- TASK STATEMENT
Identify the lines that contain the word "JSON" and copy each one.
☆ ☆ ☆
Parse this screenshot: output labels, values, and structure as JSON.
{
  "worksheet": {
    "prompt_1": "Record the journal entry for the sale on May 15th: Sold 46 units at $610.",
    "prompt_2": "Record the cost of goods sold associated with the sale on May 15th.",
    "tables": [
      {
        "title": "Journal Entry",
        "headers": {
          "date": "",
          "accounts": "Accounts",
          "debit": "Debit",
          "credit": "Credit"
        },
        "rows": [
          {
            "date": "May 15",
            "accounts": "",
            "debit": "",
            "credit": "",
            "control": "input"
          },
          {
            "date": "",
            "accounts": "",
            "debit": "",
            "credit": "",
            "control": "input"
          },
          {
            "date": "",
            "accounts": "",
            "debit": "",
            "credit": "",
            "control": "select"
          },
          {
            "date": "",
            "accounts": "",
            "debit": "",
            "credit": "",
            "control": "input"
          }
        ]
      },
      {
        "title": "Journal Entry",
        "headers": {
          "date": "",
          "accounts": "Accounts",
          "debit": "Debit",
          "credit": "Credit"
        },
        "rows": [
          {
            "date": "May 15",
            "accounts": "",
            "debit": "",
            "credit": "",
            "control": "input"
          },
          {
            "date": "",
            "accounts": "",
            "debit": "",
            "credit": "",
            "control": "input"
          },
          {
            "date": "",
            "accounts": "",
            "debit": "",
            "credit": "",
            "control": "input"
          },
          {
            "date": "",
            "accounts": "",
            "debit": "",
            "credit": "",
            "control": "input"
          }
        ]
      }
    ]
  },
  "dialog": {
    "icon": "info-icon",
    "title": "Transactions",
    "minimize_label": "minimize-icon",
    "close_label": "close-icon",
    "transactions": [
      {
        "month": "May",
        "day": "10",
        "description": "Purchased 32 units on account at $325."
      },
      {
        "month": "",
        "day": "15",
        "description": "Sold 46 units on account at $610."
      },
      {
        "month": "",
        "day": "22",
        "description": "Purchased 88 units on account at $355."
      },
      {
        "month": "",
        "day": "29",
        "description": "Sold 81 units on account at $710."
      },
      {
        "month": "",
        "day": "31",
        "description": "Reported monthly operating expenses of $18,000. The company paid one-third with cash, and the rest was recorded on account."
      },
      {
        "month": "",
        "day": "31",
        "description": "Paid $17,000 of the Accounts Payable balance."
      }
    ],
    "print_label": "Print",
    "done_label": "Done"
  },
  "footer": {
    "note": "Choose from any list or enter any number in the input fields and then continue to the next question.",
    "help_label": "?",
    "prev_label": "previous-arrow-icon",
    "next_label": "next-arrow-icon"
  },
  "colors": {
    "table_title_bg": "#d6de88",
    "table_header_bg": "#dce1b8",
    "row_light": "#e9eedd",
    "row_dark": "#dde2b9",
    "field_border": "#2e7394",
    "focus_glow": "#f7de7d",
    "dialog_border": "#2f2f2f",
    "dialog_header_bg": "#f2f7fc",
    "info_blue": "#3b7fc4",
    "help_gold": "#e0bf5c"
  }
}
☆ ☆ ☆
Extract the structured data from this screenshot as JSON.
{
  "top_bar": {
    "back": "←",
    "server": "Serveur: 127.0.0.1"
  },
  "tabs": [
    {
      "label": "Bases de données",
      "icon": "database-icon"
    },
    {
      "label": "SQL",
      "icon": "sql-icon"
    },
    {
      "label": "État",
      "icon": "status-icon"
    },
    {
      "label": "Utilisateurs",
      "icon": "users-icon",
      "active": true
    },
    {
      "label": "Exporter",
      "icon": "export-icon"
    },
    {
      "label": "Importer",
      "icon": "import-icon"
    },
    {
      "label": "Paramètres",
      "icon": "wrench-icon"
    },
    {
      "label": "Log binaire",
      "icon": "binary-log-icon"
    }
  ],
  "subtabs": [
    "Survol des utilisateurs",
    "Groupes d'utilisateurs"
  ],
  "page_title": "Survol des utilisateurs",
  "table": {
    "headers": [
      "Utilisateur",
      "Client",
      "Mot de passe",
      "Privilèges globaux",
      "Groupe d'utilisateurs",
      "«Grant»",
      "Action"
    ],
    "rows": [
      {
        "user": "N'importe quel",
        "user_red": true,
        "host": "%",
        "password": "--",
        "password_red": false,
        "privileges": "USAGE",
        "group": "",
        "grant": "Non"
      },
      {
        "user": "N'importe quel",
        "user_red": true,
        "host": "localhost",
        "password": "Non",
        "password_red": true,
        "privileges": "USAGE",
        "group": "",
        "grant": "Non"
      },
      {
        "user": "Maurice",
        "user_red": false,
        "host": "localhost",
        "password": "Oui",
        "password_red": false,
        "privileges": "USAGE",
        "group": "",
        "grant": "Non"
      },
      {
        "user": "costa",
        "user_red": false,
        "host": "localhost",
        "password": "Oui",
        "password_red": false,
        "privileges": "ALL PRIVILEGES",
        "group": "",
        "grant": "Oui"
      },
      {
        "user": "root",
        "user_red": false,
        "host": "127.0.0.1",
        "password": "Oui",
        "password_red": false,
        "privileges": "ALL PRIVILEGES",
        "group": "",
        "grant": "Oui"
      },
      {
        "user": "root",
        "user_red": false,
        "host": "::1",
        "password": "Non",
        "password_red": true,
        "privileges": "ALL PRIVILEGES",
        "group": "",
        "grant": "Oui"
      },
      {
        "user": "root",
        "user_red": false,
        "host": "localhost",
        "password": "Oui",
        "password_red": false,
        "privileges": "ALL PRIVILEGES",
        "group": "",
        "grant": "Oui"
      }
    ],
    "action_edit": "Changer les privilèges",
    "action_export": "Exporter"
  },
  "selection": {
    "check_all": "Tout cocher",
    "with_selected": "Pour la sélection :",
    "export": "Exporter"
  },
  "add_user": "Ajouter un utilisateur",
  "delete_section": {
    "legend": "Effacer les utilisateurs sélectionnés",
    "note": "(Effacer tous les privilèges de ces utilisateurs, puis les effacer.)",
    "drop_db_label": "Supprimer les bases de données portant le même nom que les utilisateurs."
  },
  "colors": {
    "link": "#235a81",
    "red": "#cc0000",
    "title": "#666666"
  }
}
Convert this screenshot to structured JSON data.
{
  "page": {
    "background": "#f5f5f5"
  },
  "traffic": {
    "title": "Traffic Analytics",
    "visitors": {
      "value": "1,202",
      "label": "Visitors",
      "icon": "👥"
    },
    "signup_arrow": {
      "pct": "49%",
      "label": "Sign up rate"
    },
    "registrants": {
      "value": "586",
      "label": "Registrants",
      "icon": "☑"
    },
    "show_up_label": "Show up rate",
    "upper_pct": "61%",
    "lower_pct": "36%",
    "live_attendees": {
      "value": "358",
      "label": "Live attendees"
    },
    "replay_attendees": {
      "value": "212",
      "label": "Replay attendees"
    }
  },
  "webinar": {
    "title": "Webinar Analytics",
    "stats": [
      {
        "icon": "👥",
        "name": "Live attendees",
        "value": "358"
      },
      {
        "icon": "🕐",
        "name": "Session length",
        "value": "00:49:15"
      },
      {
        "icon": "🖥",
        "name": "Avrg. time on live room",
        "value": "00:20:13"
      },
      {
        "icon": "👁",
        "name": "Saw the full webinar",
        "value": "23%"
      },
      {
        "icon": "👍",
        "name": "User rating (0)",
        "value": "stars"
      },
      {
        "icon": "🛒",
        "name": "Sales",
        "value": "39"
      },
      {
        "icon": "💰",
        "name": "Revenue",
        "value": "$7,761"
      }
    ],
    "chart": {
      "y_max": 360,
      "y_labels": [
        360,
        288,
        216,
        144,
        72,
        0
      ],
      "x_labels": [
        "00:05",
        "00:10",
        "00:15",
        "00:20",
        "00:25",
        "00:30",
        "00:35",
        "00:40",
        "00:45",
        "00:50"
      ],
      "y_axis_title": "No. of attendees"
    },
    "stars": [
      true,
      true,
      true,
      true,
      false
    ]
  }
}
☆ ☆ ☆
- EXERCISE RESPONSE
Parse this screenshot: output labels, values, and structure as JSON.
Extract the structured data from this screenshot as JSON.
Convert this screenshot to structured JSON data.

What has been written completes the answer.